[Figure data in JSON]
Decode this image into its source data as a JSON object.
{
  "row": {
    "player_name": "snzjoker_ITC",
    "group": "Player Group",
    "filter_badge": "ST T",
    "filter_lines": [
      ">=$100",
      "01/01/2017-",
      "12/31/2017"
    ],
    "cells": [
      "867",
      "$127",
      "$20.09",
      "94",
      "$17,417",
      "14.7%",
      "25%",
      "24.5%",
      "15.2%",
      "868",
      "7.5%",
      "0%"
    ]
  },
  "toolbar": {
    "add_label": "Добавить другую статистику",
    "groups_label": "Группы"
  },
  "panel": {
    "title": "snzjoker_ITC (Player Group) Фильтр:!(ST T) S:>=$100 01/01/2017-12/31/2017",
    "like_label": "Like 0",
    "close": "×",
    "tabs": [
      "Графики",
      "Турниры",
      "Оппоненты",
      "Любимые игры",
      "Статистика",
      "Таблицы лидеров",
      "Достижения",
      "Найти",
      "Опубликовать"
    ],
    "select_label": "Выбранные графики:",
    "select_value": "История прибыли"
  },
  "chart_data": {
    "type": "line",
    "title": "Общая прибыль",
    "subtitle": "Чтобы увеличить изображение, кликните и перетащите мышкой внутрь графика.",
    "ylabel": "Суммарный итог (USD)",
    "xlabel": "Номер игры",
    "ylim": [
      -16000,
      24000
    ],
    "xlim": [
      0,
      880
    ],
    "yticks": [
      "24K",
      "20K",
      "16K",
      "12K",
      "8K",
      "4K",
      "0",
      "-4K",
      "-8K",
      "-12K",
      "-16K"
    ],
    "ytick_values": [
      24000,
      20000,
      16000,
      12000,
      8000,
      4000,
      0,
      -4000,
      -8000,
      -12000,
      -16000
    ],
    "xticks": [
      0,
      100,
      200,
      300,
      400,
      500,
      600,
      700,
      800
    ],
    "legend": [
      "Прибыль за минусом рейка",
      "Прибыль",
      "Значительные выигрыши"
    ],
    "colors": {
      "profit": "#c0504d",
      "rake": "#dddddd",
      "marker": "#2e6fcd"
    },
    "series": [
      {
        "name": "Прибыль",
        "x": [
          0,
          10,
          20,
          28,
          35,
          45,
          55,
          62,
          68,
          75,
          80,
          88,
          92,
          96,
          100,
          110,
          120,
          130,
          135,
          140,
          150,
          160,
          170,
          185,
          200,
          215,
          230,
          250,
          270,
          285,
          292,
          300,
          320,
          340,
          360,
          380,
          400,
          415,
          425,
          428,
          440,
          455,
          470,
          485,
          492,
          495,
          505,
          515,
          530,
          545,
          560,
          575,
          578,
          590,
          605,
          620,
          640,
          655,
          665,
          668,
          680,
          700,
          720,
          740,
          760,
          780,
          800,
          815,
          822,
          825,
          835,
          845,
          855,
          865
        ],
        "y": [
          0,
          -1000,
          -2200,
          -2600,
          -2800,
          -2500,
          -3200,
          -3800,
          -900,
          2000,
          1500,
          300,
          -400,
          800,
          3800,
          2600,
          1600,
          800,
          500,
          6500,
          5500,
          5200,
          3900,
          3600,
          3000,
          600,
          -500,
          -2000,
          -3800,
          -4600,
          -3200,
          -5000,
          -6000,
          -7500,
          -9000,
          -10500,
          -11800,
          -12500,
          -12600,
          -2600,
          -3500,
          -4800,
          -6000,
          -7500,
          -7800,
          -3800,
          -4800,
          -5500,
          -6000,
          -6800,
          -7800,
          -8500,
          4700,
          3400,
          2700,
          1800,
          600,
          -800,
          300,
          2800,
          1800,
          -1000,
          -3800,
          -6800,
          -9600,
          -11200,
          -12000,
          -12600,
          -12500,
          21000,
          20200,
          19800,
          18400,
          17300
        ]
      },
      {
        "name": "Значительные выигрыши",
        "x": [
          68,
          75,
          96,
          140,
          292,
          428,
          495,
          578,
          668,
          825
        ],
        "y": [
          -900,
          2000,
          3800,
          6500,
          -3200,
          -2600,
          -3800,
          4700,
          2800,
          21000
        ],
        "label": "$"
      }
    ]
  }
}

The task:
Repeat the data above exactly.

The solution:
Decode this image into its source data as a JSON object.
{
  "row": {
    "player_name": "snzjoker_ITC",
    "group": "Player Group",
    "filter_badge": "ST T",
    "filter_lines": [
      ">=$100",
      "01/01/2017-",
      "12/31/2017"
    ],
    "cells": [
      "867",
      "$127",
      "$20.09",
      "94",
      "$17,417",
      "14.7%",
      "25%",
      "24.5%",
      "15.2%",
      "868",
      "7.5%",
      "0%"
    ]
  },
  "toolbar": {
    "add_label": "Добавить другую статистику",
    "groups_label": "Группы"
  },
  "panel": {
    "title": "snzjoker_ITC (Player Group) Фильтр:!(ST T) S:>=$100 01/01/2017-12/31/2017",
    "like_label": "Like 0",
    "close": "×",
    "tabs": [
      "Графики",
      "Турниры",
      "Оппоненты",
      "Любимые игры",
      "Статистика",
      "Таблицы лидеров",
      "Достижения",
      "Найти",
      "Опубликовать"
    ],
    "select_label": "Выбранные графики:",
    "select_value": "История прибыли"
  },
  "chart_data": {
    "type": "line",
    "title": "Общая прибыль",
    "subtitle": "Чтобы увеличить изображение, кликните и перетащите мышкой внутрь графика.",
    "ylabel": "Суммарный итог (USD)",
    "xlabel": "Номер игры",
    "ylim": [
      -16000,
      24000
    ],
    "xlim": [
      0,
      880
    ],
    "yticks": [
      "24K",
      "20K",
      "16K",
      "12K",
      "8K",
      "4K",
      "0",
      "-4K",
      "-8K",
      "-12K",
      "-16K"
    ],
    "ytick_values": [
      24000,
      20000,
      16000,
      12000,
      8000,
      4000,
      0,
      -4000,
      -8000,
      -12000,
      -16000
    ],
    "xticks": [
      0,
      100,
      200,
      300,
      400,
      500,
      600,
      700,
      800
    ],
    "legend": [
      "Прибыль за минусом рейка",
      "Прибыль",
      "Значительные выигрыши"
    ],
    "colors": {
      "profit": "#c0504d",
      "rake": "#dddddd",
      "marker": "#2e6fcd"
    },
    "series": [
      {
        "name": "Прибыль",
        "x": [
          0,
          10,
          20,
          28,
          35,
          45,
          55,
          62,
          68,
          75,
          80,
          88,
          92,
          96,
          100,
          110,
          120,
          130,
          135,
          140,
          150,
          160,
          170,
          185,
          200,
          215,
          230,
          250,
          270,
          285,
          292,
          300,
          320,
          340,
          360,
          380,
          400,
          415,
          425,
          428,
          440,
          455,
          470,
          485,
          492,
          495,
          505,
          515,
          530,
          545,
          560,
          575,
          578,
          590,
          605,
          620,
          640,
          655,
          665,
          668,
          680,
          700,
          720,
          740,
          760,
          780,
          800,
          815,
          822,
          825,
          835,
          845,
          855,
          865
        ],
        "y": [
          0,
          -1000,
          -2200,
          -2600,
          -2800,
          -2500,
          -3200,
          -3800,
          -900,
          2000,
          1500,
          300,
          -400,
          800,
          3800,
          2600,
          1600,
          800,
          500,
          6500,
          5500,
          5200,
          3900,
          3600,
          3000,
          600,
          -500,
          -2000,
          -3800,
          -4600,
          -3200,
          -5000,
          -6000,
          -7500,
          -9000,
          -10500,
          -11800,
          -12500,
          -12600,
          -2600,
          -3500,
          -4800,
          -6000,
          -7500,
          -7800,
          -3800,
          -4800,
          -5500,
          -6000,
          -6800,
          -7800,
          -8500,
          4700,
          3400,
          2700,
          1800,
          600,
          -800,
          300,
          2800,
          1800,
          -1000,
          -3800,
          -6800,
          -9600,
          -11200,
          -12000,
          -12600,
          -12500,
          21000,
          20200,
          19800,
          18400,
          17300
        ]
      },
      {
        "name": "Значительные выигрыши",
        "x": [
          68,
          75,
          96,
          140,
          292,
          428,
          495,
          578,
          668,
          825
        ],
        "y": [
          -900,
          2000,
          3800,
          6500,
          -3200,
          -2600,
          -3800,
          4700,
          2800,
          21000
        ],
        "label": "$"
      }
    ]
  }
}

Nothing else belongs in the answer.